-------- Material supplied
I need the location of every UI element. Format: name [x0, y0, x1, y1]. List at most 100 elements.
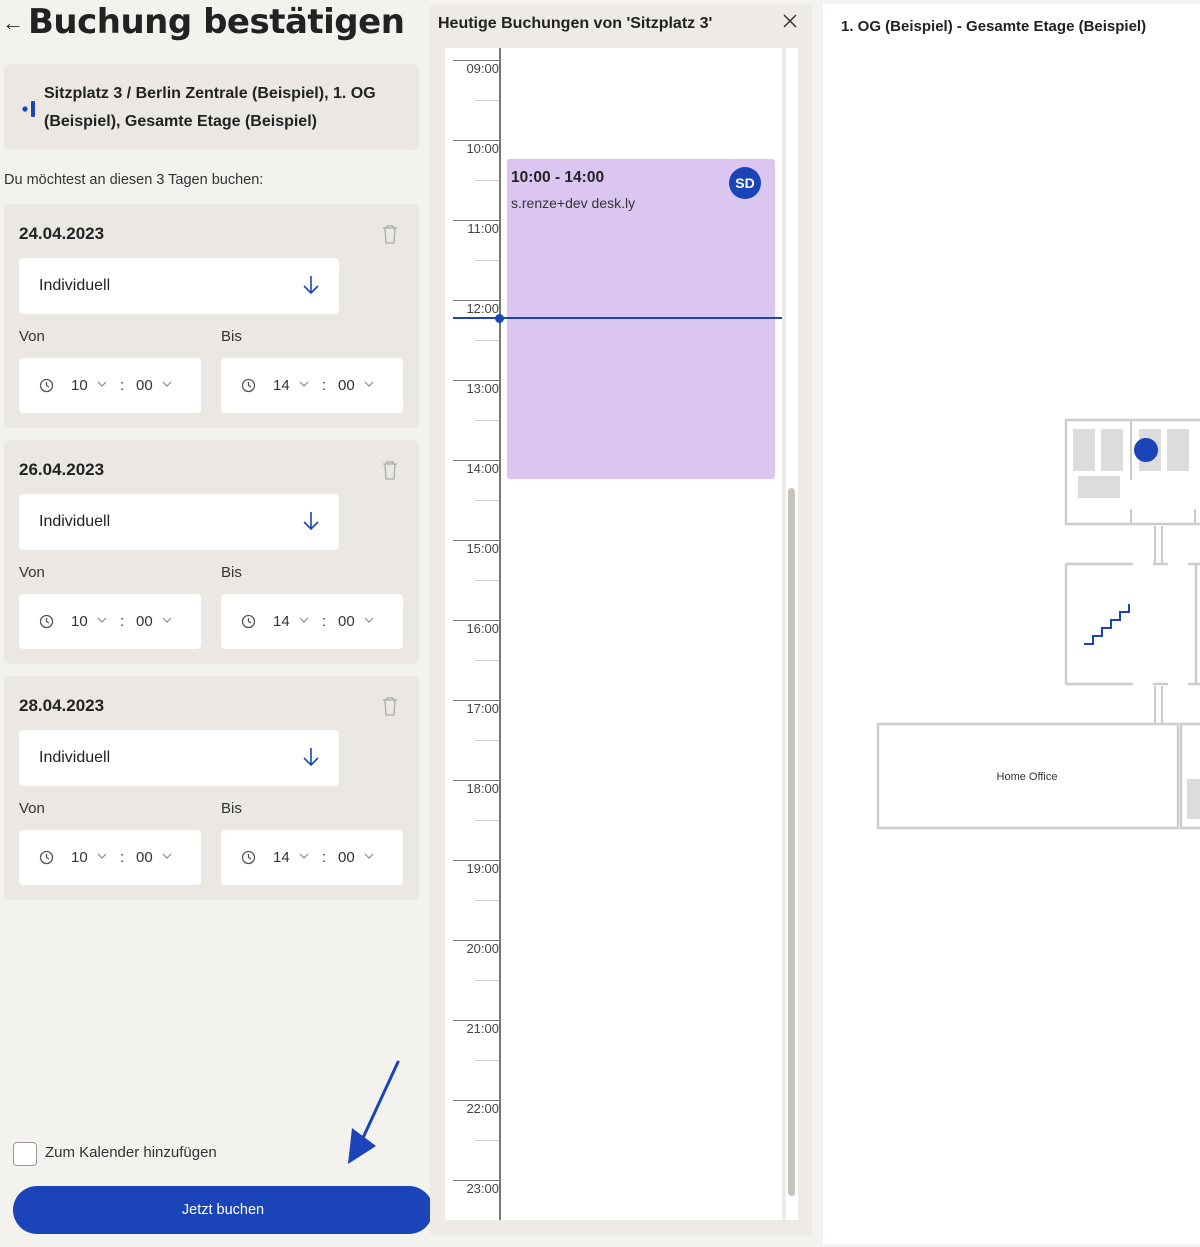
half-hour-gridline — [475, 740, 499, 741]
from-time-picker[interactable]: 10 : 00 — [19, 594, 201, 649]
seat-icon — [22, 101, 35, 117]
days-intro: Du möchtest an diesen 3 Tagen buchen: — [4, 172, 264, 188]
from-label: Von — [19, 328, 45, 345]
half-hour-gridline — [475, 820, 499, 821]
chevron-down-icon — [364, 617, 374, 623]
book-now-button[interactable]: Jetzt buchen — [13, 1186, 433, 1234]
chevron-down-icon — [97, 853, 107, 859]
time-label: 23:00 — [466, 1181, 499, 1196]
desk-room — [1064, 418, 1200, 526]
hour-select[interactable]: 10 — [71, 849, 88, 866]
time-separator: : — [120, 849, 125, 866]
staircase-room — [1064, 562, 1200, 686]
floorplan-map[interactable]: Home Office — [823, 4, 1200, 1244]
from-time-picker[interactable]: 10 : 00 — [19, 830, 201, 885]
from-label: Von — [19, 800, 45, 817]
arrow-down-icon — [303, 276, 319, 295]
booking-mode-select[interactable]: Individuell — [19, 730, 339, 786]
minute-select[interactable]: 00 — [136, 613, 153, 630]
hour-select[interactable]: 14 — [273, 849, 290, 866]
time-label: 12:00 — [466, 301, 499, 316]
hour-select[interactable]: 10 — [71, 613, 88, 630]
scrollbar-thumb[interactable] — [788, 488, 795, 1196]
booking-mode-select[interactable]: Individuell — [19, 258, 339, 314]
time-label: 14:00 — [466, 461, 499, 476]
booking-mode-select[interactable]: Individuell — [19, 494, 339, 550]
chevron-down-icon — [162, 853, 172, 859]
hour-select[interactable]: 14 — [273, 613, 290, 630]
hour-select[interactable]: 14 — [273, 377, 290, 394]
time-label: 21:00 — [466, 1021, 499, 1036]
day-card: 24.04.2023 Individuell Von Bis 10 : 00 1… — [4, 204, 419, 428]
minute-select[interactable]: 00 — [136, 377, 153, 394]
add-to-calendar-checkbox[interactable] — [13, 1142, 37, 1166]
day-date: 28.04.2023 — [19, 696, 105, 715]
clock-icon — [39, 850, 54, 865]
day-timeline[interactable]: 09:00 10:00 11:00 12:00 13:00 14:00 15:00 16:00… — [445, 48, 782, 1220]
add-to-calendar-label: Zum Kalender hinzufügen — [45, 1144, 217, 1161]
time-separator: : — [322, 377, 327, 394]
minute-select[interactable]: 00 — [338, 377, 355, 394]
clock-icon — [241, 850, 256, 865]
hour-select[interactable]: 10 — [71, 377, 88, 394]
floorplan-panel: 1. OG (Beispiel) - Gesamte Etage (Beispi… — [823, 4, 1200, 1244]
half-hour-gridline — [475, 180, 499, 181]
minute-select[interactable]: 00 — [338, 849, 355, 866]
half-hour-gridline — [475, 340, 499, 341]
booking-mode-value: Individuell — [39, 277, 111, 294]
trash-icon[interactable] — [381, 223, 399, 245]
to-label: Bis — [221, 800, 242, 817]
trash-icon[interactable] — [381, 695, 399, 717]
time-label: 13:00 — [466, 381, 499, 396]
time-label: 11:00 — [467, 221, 499, 236]
location-card: Sitzplatz 3 / Berlin Zentrale (Beispiel)… — [4, 64, 419, 150]
back-arrow-icon[interactable]: ← — [2, 10, 24, 36]
time-separator: : — [120, 613, 125, 630]
time-label: 19:00 — [466, 861, 499, 876]
half-hour-gridline — [475, 100, 499, 101]
close-icon[interactable] — [782, 13, 798, 29]
to-time-picker[interactable]: 14 : 00 — [221, 358, 403, 413]
day-card: 26.04.2023 Individuell Von Bis 10 : 00 1… — [4, 440, 419, 664]
booking-mode-value: Individuell — [39, 749, 111, 766]
day-date: 24.04.2023 — [19, 224, 105, 243]
chevron-down-icon — [364, 381, 374, 387]
booking-mode-value: Individuell — [39, 513, 111, 530]
trash-icon[interactable] — [381, 459, 399, 481]
clock-icon — [241, 378, 256, 393]
stairs-icon — [1084, 604, 1130, 645]
current-time-dot — [495, 313, 504, 323]
home-office-room[interactable]: Home Office — [876, 722, 1200, 830]
chevron-down-icon — [299, 381, 309, 387]
half-hour-gridline — [475, 900, 499, 901]
header: ← Buchung bestätigen — [0, 0, 428, 52]
location-text: Sitzplatz 3 / Berlin Zentrale (Beispiel)… — [44, 85, 376, 130]
half-hour-gridline — [475, 980, 499, 981]
to-label: Bis — [221, 564, 242, 581]
schedule-panel: Heutige Buchungen von 'Sitzplatz 3' 09:0… — [430, 4, 812, 1236]
time-label: 16:00 — [466, 621, 499, 636]
selected-seat-marker[interactable] — [1134, 438, 1158, 462]
from-label: Von — [19, 564, 45, 581]
minute-select[interactable]: 00 — [338, 613, 355, 630]
clock-icon — [39, 378, 54, 393]
clock-icon — [39, 614, 54, 629]
booking-block[interactable]: 10:00 - 14:00 s.renze+dev desk.ly SD — [507, 159, 775, 479]
pointer-arrow-icon — [348, 1060, 400, 1164]
time-separator: : — [322, 849, 327, 866]
half-hour-gridline — [475, 420, 499, 421]
chevron-down-icon — [299, 853, 309, 859]
time-label: 22:00 — [466, 1101, 499, 1116]
half-hour-gridline — [475, 500, 499, 501]
day-card: 28.04.2023 Individuell Von Bis 10 : 00 1… — [4, 676, 419, 900]
clock-icon — [241, 614, 256, 629]
time-separator: : — [322, 613, 327, 630]
to-time-picker[interactable]: 14 : 00 — [221, 830, 403, 885]
minute-select[interactable]: 00 — [136, 849, 153, 866]
arrow-down-icon — [303, 748, 319, 767]
to-time-picker[interactable]: 14 : 00 — [221, 594, 403, 649]
chevron-down-icon — [364, 853, 374, 859]
time-label: 20:00 — [466, 941, 499, 956]
from-time-picker[interactable]: 10 : 00 — [19, 358, 201, 413]
time-label: 17:00 — [466, 701, 499, 716]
----------------
(Problem to work on) Change every "Individuell" in the lines above to "Täglich" and give all the lines again, with nothing else altered and the picture left out.

(Correct answer)
I need the location of every UI element. Format: name [x0, y0, x1, y1]. List at most 100 elements.
half-hour-gridline — [475, 740, 499, 741]
from-time-picker[interactable]: 10 : 00 — [19, 594, 201, 649]
seat-icon — [22, 101, 35, 117]
days-intro: Du möchtest an diesen 3 Tagen buchen: — [4, 172, 264, 188]
from-label: Von — [19, 328, 45, 345]
half-hour-gridline — [475, 820, 499, 821]
chevron-down-icon — [364, 617, 374, 623]
book-now-button[interactable]: Jetzt buchen — [13, 1186, 433, 1234]
chevron-down-icon — [97, 853, 107, 859]
time-label: 23:00 — [466, 1181, 499, 1196]
desk-room — [1064, 418, 1200, 526]
hour-select[interactable]: 10 — [71, 849, 88, 866]
time-separator: : — [120, 849, 125, 866]
staircase-room — [1064, 562, 1200, 686]
floorplan-map[interactable]: Home Office — [823, 4, 1200, 1244]
from-time-picker[interactable]: 10 : 00 — [19, 830, 201, 885]
from-label: Von — [19, 800, 45, 817]
arrow-down-icon — [303, 276, 319, 295]
booking-mode-select[interactable]: Täglich — [19, 730, 339, 786]
minute-select[interactable]: 00 — [136, 613, 153, 630]
hour-select[interactable]: 14 — [273, 849, 290, 866]
time-label: 12:00 — [466, 301, 499, 316]
hour-select[interactable]: 10 — [71, 613, 88, 630]
scrollbar-thumb[interactable] — [788, 488, 795, 1196]
booking-mode-select[interactable]: Täglich — [19, 258, 339, 314]
time-label: 14:00 — [466, 461, 499, 476]
booking-mode-select[interactable]: Täglich — [19, 494, 339, 550]
chevron-down-icon — [162, 853, 172, 859]
hour-select[interactable]: 14 — [273, 613, 290, 630]
hour-select[interactable]: 14 — [273, 377, 290, 394]
time-label: 21:00 — [466, 1021, 499, 1036]
day-card: 24.04.2023 Täglich Von Bis 10 : 00 1… — [4, 204, 419, 428]
minute-select[interactable]: 00 — [136, 377, 153, 394]
add-to-calendar-checkbox[interactable] — [13, 1142, 37, 1166]
day-date: 28.04.2023 — [19, 696, 105, 715]
clock-icon — [39, 850, 54, 865]
day-timeline[interactable]: 09:00 10:00 11:00 12:00 13:00 14:00 15:00 16:00… — [445, 48, 782, 1220]
add-to-calendar-label: Zum Kalender hinzufügen — [45, 1144, 217, 1161]
time-separator: : — [322, 377, 327, 394]
minute-select[interactable]: 00 — [338, 377, 355, 394]
clock-icon — [241, 850, 256, 865]
hour-select[interactable]: 10 — [71, 377, 88, 394]
floorplan-panel: 1. OG (Beispiel) - Gesamte Etage (Beispi… — [823, 4, 1200, 1244]
half-hour-gridline — [475, 180, 499, 181]
minute-select[interactable]: 00 — [338, 849, 355, 866]
half-hour-gridline — [475, 340, 499, 341]
booking-mode-value: Täglich — [39, 277, 111, 294]
trash-icon[interactable] — [381, 223, 399, 245]
to-label: Bis — [221, 800, 242, 817]
trash-icon[interactable] — [381, 695, 399, 717]
time-label: 13:00 — [466, 381, 499, 396]
time-label: 11:00 — [467, 221, 499, 236]
location-card: Sitzplatz 3 / Berlin Zentrale (Beispiel)… — [4, 64, 419, 150]
back-arrow-icon[interactable]: ← — [2, 10, 24, 36]
time-separator: : — [120, 613, 125, 630]
time-label: 19:00 — [466, 861, 499, 876]
half-hour-gridline — [475, 100, 499, 101]
close-icon[interactable] — [782, 13, 798, 29]
to-time-picker[interactable]: 14 : 00 — [221, 358, 403, 413]
day-card: 26.04.2023 Täglich Von Bis 10 : 00 1… — [4, 440, 419, 664]
booking-mode-value: Täglich — [39, 749, 111, 766]
day-date: 24.04.2023 — [19, 224, 105, 243]
chevron-down-icon — [364, 381, 374, 387]
booking-mode-value: Täglich — [39, 513, 111, 530]
trash-icon[interactable] — [381, 459, 399, 481]
clock-icon — [241, 378, 256, 393]
stairs-icon — [1084, 604, 1130, 645]
current-time-dot — [495, 313, 504, 323]
home-office-room[interactable]: Home Office — [876, 722, 1200, 830]
chevron-down-icon — [299, 381, 309, 387]
half-hour-gridline — [475, 900, 499, 901]
header: ← Buchung bestätigen — [0, 0, 428, 52]
location-text: Sitzplatz 3 / Berlin Zentrale (Beispiel)… — [44, 85, 376, 130]
half-hour-gridline — [475, 980, 499, 981]
to-label: Bis — [221, 564, 242, 581]
schedule-panel: Heutige Buchungen von 'Sitzplatz 3' 09:0… — [430, 4, 812, 1236]
time-label: 16:00 — [466, 621, 499, 636]
selected-seat-marker[interactable] — [1134, 438, 1158, 462]
from-label: Von — [19, 564, 45, 581]
minute-select[interactable]: 00 — [338, 613, 355, 630]
clock-icon — [39, 378, 54, 393]
clock-icon — [39, 614, 54, 629]
booking-block[interactable]: 10:00 - 14:00 s.renze+dev desk.ly SD — [507, 159, 775, 479]
pointer-arrow-icon — [348, 1060, 400, 1164]
time-separator: : — [322, 849, 327, 866]
half-hour-gridline — [475, 420, 499, 421]
chevron-down-icon — [299, 853, 309, 859]
time-label: 22:00 — [466, 1101, 499, 1116]
half-hour-gridline — [475, 500, 499, 501]
day-card: 28.04.2023 Täglich Von Bis 10 : 00 1… — [4, 676, 419, 900]
clock-icon — [241, 614, 256, 629]
time-separator: : — [322, 613, 327, 630]
to-time-picker[interactable]: 14 : 00 — [221, 830, 403, 885]
minute-select[interactable]: 00 — [136, 849, 153, 866]
arrow-down-icon — [303, 748, 319, 767]
to-time-picker[interactable]: 14 : 00 — [221, 594, 403, 649]
chevron-down-icon — [364, 853, 374, 859]
time-label: 20:00 — [466, 941, 499, 956]
from-time-picker[interactable]: 10 : 00 — [19, 358, 201, 413]
time-label: 17:00 — [466, 701, 499, 716]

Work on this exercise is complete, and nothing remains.